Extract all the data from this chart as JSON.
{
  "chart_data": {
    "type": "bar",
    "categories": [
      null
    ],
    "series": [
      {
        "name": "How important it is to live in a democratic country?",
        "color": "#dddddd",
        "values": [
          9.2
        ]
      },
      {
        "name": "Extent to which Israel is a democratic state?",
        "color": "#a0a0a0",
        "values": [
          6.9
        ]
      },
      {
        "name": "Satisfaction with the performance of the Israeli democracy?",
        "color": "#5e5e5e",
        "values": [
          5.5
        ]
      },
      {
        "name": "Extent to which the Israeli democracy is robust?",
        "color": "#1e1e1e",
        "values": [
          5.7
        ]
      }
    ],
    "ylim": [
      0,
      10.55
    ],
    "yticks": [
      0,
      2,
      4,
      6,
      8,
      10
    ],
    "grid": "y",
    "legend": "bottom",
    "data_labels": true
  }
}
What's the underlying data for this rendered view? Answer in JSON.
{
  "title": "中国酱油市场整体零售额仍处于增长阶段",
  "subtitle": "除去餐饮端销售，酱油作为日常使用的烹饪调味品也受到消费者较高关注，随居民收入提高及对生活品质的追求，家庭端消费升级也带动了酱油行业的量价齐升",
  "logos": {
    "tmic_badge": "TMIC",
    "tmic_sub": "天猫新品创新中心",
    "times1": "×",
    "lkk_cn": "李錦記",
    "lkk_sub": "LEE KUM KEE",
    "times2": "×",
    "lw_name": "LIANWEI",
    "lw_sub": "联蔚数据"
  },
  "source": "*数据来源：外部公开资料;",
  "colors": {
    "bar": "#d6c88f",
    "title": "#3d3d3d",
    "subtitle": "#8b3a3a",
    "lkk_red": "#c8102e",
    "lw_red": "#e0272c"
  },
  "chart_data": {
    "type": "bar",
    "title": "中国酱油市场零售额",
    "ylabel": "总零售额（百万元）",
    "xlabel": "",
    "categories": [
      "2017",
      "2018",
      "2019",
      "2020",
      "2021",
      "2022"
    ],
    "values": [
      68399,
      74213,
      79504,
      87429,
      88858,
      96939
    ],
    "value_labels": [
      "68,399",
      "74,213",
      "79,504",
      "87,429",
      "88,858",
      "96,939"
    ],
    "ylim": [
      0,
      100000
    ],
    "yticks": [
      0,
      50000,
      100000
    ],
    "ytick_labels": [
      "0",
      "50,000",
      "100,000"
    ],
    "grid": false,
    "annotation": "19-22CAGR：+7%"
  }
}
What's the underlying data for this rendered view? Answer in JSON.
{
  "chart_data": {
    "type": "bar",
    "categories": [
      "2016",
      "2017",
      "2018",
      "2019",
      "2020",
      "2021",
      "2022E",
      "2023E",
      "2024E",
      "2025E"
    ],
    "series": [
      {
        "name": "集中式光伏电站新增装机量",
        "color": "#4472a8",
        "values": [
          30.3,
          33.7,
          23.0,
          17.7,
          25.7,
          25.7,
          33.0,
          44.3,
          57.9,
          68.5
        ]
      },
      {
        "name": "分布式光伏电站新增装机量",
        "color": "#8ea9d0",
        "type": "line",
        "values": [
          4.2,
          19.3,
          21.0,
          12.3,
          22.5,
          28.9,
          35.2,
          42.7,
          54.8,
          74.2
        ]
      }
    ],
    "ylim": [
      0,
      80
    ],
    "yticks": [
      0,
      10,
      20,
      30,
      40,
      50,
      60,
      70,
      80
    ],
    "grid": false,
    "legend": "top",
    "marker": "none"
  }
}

---+---

**GIVEN INSTRUCTION:** Repeat every record exactly as written, please.

**WORKED ANSWER:**
Extract all the data from this chart as JSON.
{
  "chart_data": {
    "type": "bar",
    "categories": [
      null
    ],
    "series": [
      {
        "name": "How important it is to live in a democratic country?",
        "color": "#dddddd",
        "values": [
          9.2
        ]
      },
      {
        "name": "Extent to which Israel is a democratic state?",
        "color": "#a0a0a0",
        "values": [
          6.9
        ]
      },
      {
        "name": "Satisfaction with the performance of the Israeli democracy?",
        "color": "#5e5e5e",
        "values": [
          5.5
        ]
      },
      {
        "name": "Extent to which the Israeli democracy is robust?",
        "color": "#1e1e1e",
        "values": [
          5.7
        ]
      }
    ],
    "ylim": [
      0,
      10.55
    ],
    "yticks": [
      0,
      2,
      4,
      6,
      8,
      10
    ],
    "grid": "y",
    "legend": "bottom",
    "data_labels": true
  }
}
What's the underlying data for this rendered view? Answer in JSON.
{
  "title": "中国酱油市场整体零售额仍处于增长阶段",
  "subtitle": "除去餐饮端销售，酱油作为日常使用的烹饪调味品也受到消费者较高关注，随居民收入提高及对生活品质的追求，家庭端消费升级也带动了酱油行业的量价齐升",
  "logos": {
    "tmic_badge": "TMIC",
    "tmic_sub": "天猫新品创新中心",
    "times1": "×",
    "lkk_cn": "李錦記",
    "lkk_sub": "LEE KUM KEE",
    "times2": "×",
    "lw_name": "LIANWEI",
    "lw_sub": "联蔚数据"
  },
  "source": "*数据来源：外部公开资料;",
  "colors": {
    "bar": "#d6c88f",
    "title": "#3d3d3d",
    "subtitle": "#8b3a3a",
    "lkk_red": "#c8102e",
    "lw_red": "#e0272c"
  },
  "chart_data": {
    "type": "bar",
    "title": "中国酱油市场零售额",
    "ylabel": "总零售额（百万元）",
    "xlabel": "",
    "categories": [
      "2017",
      "2018",
      "2019",
      "2020",
      "2021",
      "2022"
    ],
    "values": [
      68399,
      74213,
      79504,
      87429,
      88858,
      96939
    ],
    "value_labels": [
      "68,399",
      "74,213",
      "79,504",
      "87,429",
      "88,858",
      "96,939"
    ],
    "ylim": [
      0,
      100000
    ],
    "yticks": [
      0,
      50000,
      100000
    ],
    "ytick_labels": [
      "0",
      "50,000",
      "100,000"
    ],
    "grid": false,
    "annotation": "19-22CAGR：+7%"
  }
}
What's the underlying data for this rendered view? Answer in JSON.
{
  "chart_data": {
    "type": "bar",
    "categories": [
      "2016",
      "2017",
      "2018",
      "2019",
      "2020",
      "2021",
      "2022E",
      "2023E",
      "2024E",
      "2025E"
    ],
    "series": [
      {
        "name": "集中式光伏电站新增装机量",
        "color": "#4472a8",
        "values": [
          30.3,
          33.7,
          23.0,
          17.7,
          25.7,
          25.7,
          33.0,
          44.3,
          57.9,
          68.5
        ]
      },
      {
        "name": "分布式光伏电站新增装机量",
        "color": "#8ea9d0",
        "type": "line",
        "values": [
          4.2,
          19.3,
          21.0,
          12.3,
          22.5,
          28.9,
          35.2,
          42.7,
          54.8,
          74.2
        ]
      }
    ],
    "ylim": [
      0,
      80
    ],
    "yticks": [
      0,
      10,
      20,
      30,
      40,
      50,
      60,
      70,
      80
    ],
    "grid": false,
    "legend": "top",
    "marker": "none"
  }
}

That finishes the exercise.